### [Task details]
Restate each line of the listing exactly, without carrying over any pictures.

### [Supplied records]
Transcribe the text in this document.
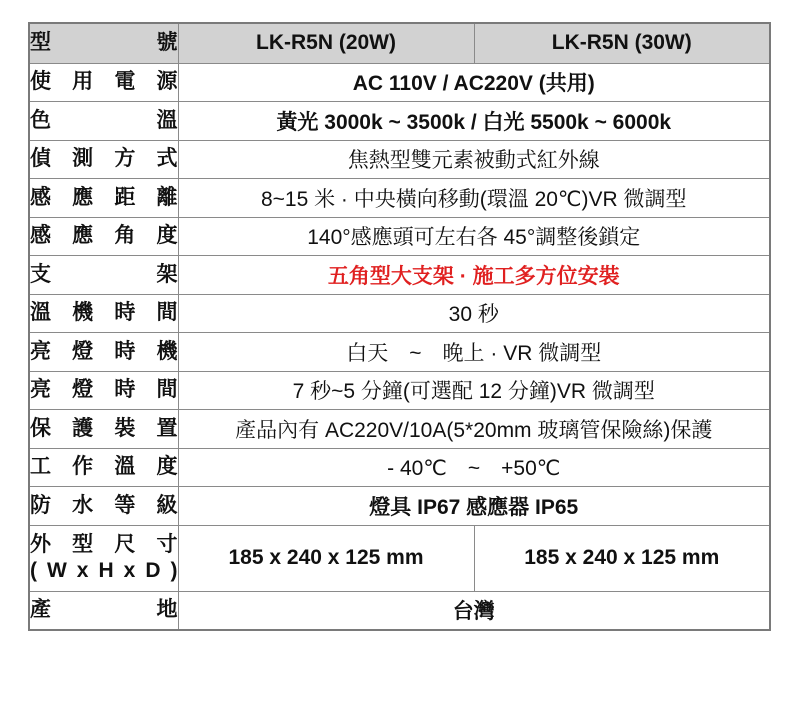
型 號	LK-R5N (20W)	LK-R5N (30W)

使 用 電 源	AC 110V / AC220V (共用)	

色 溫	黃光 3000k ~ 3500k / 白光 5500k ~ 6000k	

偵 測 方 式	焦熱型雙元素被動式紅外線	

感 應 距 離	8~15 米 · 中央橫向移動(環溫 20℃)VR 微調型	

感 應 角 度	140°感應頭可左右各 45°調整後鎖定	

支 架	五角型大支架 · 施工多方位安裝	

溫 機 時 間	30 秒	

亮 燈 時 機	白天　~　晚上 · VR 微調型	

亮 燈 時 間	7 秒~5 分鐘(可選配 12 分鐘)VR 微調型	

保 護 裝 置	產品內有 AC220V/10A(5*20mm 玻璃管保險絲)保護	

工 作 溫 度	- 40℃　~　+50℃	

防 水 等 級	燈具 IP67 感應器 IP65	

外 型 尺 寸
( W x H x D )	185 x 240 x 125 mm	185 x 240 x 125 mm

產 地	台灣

### [Task output]
Transcribe the text in this document.
型 號	LK-R5N (20W)	LK-R5N (30W)

使 用 電 源	AC 110V / AC220V (共用)	

色 溫	黃光 3000k ~ 3500k / 白光 5500k ~ 6000k	

偵 測 方 式	焦熱型雙元素被動式紅外線	

感 應 距 離	8~15 米 · 中央橫向移動(環溫 20℃)VR 微調型	

感 應 角 度	140°感應頭可左右各 45°調整後鎖定	

支 架	五角型大支架 · 施工多方位安裝	

溫 機 時 間	30 秒	

亮 燈 時 機	白天　~　晚上 · VR 微調型	

亮 燈 時 間	7 秒~5 分鐘(可選配 12 分鐘)VR 微調型	

保 護 裝 置	產品內有 AC220V/10A(5*20mm 玻璃管保險絲)保護	

工 作 溫 度	- 40℃　~　+50℃	

防 水 等 級	燈具 IP67 感應器 IP65	

外 型 尺 寸
( W x H x D )	185 x 240 x 125 mm	185 x 240 x 125 mm

產 地	台灣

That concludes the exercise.